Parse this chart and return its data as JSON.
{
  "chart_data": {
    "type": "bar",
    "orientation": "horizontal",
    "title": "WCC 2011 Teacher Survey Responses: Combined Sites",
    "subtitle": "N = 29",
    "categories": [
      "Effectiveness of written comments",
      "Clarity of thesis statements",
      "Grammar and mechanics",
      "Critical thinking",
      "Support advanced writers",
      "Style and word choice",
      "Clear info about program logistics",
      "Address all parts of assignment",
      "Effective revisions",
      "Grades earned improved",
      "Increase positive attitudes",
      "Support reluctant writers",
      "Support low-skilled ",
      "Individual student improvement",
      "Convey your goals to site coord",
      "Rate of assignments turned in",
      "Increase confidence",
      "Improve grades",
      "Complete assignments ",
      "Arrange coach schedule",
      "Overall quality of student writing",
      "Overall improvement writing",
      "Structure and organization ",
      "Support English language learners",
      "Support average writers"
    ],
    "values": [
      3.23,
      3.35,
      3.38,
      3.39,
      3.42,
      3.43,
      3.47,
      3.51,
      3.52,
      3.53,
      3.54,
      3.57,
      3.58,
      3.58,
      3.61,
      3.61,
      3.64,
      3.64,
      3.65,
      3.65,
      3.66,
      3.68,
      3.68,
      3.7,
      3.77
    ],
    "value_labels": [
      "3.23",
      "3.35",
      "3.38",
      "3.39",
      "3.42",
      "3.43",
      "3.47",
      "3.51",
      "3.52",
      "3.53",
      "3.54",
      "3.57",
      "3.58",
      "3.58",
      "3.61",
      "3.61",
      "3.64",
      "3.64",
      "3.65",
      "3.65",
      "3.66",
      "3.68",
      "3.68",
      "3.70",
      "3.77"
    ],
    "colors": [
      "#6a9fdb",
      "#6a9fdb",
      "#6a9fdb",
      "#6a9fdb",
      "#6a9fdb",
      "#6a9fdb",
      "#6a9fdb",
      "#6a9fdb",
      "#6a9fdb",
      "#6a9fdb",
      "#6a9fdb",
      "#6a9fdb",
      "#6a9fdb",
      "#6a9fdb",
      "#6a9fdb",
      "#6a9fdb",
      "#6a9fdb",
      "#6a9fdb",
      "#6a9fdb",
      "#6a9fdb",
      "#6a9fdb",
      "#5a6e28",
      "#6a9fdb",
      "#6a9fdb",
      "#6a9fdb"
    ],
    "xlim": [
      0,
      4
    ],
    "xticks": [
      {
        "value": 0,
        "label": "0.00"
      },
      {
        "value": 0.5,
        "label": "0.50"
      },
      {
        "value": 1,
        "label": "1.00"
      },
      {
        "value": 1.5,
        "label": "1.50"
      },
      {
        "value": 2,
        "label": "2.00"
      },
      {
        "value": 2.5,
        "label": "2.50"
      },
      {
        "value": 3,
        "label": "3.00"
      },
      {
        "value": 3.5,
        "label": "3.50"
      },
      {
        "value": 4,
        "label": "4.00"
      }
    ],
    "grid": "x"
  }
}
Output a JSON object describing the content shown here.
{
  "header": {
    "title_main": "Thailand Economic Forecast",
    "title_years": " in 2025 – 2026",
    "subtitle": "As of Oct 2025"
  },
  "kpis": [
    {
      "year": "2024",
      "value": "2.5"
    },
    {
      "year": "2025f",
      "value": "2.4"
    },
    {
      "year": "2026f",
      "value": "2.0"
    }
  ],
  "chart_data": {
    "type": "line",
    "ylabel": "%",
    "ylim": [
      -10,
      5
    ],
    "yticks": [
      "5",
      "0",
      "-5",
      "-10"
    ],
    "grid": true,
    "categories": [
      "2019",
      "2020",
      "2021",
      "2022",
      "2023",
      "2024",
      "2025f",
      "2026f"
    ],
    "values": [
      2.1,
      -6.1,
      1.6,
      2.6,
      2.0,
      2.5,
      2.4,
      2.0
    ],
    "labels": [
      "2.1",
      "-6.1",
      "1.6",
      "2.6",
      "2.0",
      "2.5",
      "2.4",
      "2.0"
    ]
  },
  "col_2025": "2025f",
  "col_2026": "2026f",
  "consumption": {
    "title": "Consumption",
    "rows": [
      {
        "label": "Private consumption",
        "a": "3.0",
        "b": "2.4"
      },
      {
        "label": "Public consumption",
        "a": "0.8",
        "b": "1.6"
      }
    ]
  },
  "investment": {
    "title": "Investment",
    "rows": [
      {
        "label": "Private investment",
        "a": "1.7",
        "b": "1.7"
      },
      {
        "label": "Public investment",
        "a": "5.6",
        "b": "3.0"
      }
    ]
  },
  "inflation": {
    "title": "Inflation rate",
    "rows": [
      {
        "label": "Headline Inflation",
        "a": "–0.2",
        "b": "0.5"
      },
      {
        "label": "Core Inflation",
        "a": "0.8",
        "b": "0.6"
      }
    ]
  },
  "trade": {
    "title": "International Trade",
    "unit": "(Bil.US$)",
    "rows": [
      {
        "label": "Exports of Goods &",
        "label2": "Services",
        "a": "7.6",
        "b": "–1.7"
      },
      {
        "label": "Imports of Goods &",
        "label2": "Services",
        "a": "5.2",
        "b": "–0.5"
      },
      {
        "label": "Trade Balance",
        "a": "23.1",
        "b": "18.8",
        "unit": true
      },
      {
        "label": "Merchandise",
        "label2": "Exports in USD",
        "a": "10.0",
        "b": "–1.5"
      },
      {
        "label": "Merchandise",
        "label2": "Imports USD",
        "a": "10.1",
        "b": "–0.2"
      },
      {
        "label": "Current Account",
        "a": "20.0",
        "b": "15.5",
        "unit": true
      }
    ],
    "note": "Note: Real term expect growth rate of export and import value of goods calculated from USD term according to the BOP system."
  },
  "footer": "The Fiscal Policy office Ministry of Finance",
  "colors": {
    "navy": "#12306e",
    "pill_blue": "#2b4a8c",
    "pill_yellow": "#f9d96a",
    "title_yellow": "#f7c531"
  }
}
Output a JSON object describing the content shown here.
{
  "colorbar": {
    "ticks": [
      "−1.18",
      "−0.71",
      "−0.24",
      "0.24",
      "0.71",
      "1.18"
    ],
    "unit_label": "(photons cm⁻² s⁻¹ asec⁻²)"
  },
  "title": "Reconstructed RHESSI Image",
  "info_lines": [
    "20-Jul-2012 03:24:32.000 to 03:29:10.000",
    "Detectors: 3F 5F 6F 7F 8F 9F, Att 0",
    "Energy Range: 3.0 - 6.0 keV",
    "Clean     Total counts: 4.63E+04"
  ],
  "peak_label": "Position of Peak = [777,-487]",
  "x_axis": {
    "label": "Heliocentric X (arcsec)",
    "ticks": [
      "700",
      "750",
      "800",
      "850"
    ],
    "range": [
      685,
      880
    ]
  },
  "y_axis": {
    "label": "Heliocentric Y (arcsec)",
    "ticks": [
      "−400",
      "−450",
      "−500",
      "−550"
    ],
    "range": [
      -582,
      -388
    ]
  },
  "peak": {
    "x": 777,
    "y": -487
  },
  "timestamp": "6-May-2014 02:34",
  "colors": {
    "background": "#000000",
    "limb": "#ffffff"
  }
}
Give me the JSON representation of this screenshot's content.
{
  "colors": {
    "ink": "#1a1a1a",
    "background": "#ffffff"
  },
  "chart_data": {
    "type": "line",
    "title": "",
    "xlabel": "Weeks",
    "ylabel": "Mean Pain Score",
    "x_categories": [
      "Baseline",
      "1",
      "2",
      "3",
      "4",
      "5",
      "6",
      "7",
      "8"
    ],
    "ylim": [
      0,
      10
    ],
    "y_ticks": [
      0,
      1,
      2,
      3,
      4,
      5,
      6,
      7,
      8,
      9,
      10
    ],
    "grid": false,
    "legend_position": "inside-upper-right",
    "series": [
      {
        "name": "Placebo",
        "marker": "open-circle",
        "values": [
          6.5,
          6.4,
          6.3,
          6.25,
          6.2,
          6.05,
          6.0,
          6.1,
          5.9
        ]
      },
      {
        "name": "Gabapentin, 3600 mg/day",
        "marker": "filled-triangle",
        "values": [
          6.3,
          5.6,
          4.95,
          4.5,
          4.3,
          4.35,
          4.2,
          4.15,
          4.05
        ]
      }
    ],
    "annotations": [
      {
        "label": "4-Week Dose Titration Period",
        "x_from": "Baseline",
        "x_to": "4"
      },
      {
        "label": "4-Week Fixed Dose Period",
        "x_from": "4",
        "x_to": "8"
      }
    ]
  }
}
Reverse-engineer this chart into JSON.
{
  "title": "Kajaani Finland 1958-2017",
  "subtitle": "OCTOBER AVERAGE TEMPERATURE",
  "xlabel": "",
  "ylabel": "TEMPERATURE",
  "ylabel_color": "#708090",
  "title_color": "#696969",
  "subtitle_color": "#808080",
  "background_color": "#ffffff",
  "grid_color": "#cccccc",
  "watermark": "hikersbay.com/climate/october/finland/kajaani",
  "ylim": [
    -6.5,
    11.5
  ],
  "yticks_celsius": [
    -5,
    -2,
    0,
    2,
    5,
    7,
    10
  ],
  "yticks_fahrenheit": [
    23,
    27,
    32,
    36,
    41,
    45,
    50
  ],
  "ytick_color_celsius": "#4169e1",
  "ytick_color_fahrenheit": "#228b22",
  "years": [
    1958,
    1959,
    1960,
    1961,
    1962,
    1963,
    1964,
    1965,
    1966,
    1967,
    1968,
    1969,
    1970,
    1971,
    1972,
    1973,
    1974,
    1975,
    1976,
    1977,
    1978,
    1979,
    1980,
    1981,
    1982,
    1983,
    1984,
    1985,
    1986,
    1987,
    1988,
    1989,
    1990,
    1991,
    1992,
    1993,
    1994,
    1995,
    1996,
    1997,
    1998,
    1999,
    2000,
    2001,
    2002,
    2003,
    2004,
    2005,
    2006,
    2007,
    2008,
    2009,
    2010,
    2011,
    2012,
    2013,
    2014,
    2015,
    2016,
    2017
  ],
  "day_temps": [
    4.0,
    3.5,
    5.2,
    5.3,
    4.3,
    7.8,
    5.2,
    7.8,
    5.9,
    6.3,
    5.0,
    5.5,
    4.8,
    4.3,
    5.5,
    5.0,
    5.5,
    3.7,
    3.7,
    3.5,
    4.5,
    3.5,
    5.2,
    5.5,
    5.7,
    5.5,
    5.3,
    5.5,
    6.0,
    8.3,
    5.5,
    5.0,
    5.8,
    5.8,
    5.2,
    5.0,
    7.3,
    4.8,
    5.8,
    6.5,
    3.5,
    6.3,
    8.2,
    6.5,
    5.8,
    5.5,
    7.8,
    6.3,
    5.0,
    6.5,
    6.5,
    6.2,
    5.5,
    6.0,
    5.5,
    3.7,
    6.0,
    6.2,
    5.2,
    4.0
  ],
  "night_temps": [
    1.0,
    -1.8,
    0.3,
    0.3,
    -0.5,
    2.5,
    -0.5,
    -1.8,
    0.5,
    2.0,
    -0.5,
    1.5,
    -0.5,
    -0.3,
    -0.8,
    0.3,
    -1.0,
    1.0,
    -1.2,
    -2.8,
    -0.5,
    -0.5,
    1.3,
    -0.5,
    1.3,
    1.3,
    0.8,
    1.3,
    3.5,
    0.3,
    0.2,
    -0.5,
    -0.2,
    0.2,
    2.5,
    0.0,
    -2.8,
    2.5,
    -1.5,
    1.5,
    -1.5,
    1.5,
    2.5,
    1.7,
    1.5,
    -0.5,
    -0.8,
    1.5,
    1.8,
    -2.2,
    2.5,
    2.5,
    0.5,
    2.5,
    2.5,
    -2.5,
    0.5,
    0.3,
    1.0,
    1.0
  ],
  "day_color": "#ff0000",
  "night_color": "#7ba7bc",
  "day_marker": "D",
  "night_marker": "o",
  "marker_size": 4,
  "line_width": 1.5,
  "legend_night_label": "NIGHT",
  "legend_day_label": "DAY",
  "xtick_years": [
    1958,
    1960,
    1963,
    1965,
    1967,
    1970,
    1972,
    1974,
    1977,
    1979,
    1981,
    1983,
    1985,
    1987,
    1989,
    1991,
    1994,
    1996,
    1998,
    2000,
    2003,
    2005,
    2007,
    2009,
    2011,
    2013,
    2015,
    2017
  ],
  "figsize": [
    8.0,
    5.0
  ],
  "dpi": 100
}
***
Task prompt:
Considering only the records above, state the number of lines that include the word "Public", with nothing added.

Solution to the problem:
2